= Exercise aim =
Transcribe all the records exactly and omit any images they hold.

(Stored data)
---
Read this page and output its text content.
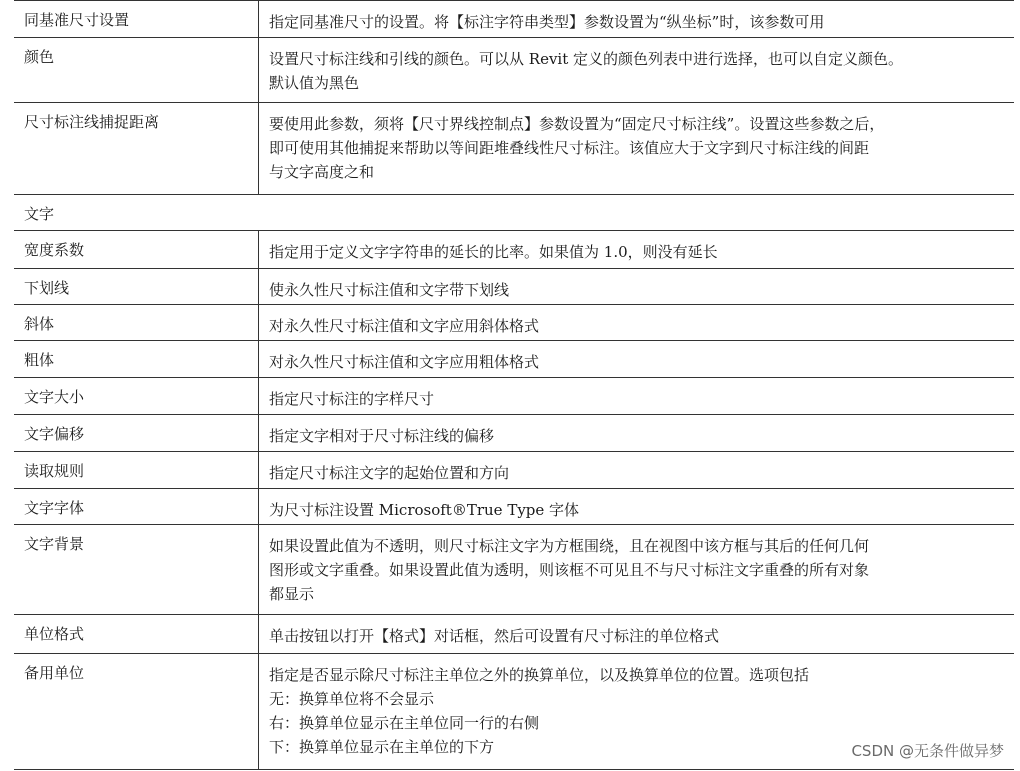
同基准尺寸设置	指定同基准尺寸的设置。将【标注字符串类型】参数设置为“纵坐标”时，该参数可用
颜色	设置尺寸标注线和引线的颜色。可以从 Revit 定义的颜色列表中进行选择，也可以自定义颜色。
默认值为黑色
尺寸标注线捕捉距离	要使用此参数，须将【尺寸界线控制点】参数设置为“固定尺寸标注线”。设置这些参数之后，
即可使用其他捕捉来帮助以等间距堆叠线性尺寸标注。该值应大于文字到尺寸标注线的间距
与文字高度之和
文字
宽度系数	指定用于定义文字字符串的延长的比率。如果值为 1.0，则没有延长
下划线	使永久性尺寸标注值和文字带下划线
斜体	对永久性尺寸标注值和文字应用斜体格式
粗体	对永久性尺寸标注值和文字应用粗体格式
文字大小	指定尺寸标注的字样尺寸
文字偏移	指定文字相对于尺寸标注线的偏移
读取规则	指定尺寸标注文字的起始位置和方向
文字字体	为尺寸标注设置 Microsoft®True Type 字体
文字背景	如果设置此值为不透明，则尺寸标注文字为方框围绕，且在视图中该方框与其后的任何几何
图形或文字重叠。如果设置此值为透明，则该框不可见且不与尺寸标注文字重叠的所有对象
都显示
单位格式	单击按钮以打开【格式】对话框，然后可设置有尺寸标注的单位格式
备用单位	指定是否显示除尺寸标注主单位之外的换算单位，以及换算单位的位置。选项包括
无：换算单位将不会显示
右：换算单位显示在主单位同一行的右侧
下：换算单位显示在主单位的下方	CSDN @无条件做异梦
---
= Completed exercise =
Read this page and output its text content.
同基准尺寸设置	指定同基准尺寸的设置。将【标注字符串类型】参数设置为“纵坐标”时，该参数可用
颜色	设置尺寸标注线和引线的颜色。可以从 Revit 定义的颜色列表中进行选择，也可以自定义颜色。
默认值为黑色
尺寸标注线捕捉距离	要使用此参数，须将【尺寸界线控制点】参数设置为“固定尺寸标注线”。设置这些参数之后，
即可使用其他捕捉来帮助以等间距堆叠线性尺寸标注。该值应大于文字到尺寸标注线的间距
与文字高度之和
文字
宽度系数	指定用于定义文字字符串的延长的比率。如果值为 1.0，则没有延长
下划线	使永久性尺寸标注值和文字带下划线
斜体	对永久性尺寸标注值和文字应用斜体格式
粗体	对永久性尺寸标注值和文字应用粗体格式
文字大小	指定尺寸标注的字样尺寸
文字偏移	指定文字相对于尺寸标注线的偏移
读取规则	指定尺寸标注文字的起始位置和方向
文字字体	为尺寸标注设置 Microsoft®True Type 字体
文字背景	如果设置此值为不透明，则尺寸标注文字为方框围绕，且在视图中该方框与其后的任何几何
图形或文字重叠。如果设置此值为透明，则该框不可见且不与尺寸标注文字重叠的所有对象
都显示
单位格式	单击按钮以打开【格式】对话框，然后可设置有尺寸标注的单位格式
备用单位	指定是否显示除尺寸标注主单位之外的换算单位，以及换算单位的位置。选项包括
无：换算单位将不会显示
右：换算单位显示在主单位同一行的右侧
下：换算单位显示在主单位的下方	CSDN @无条件做异梦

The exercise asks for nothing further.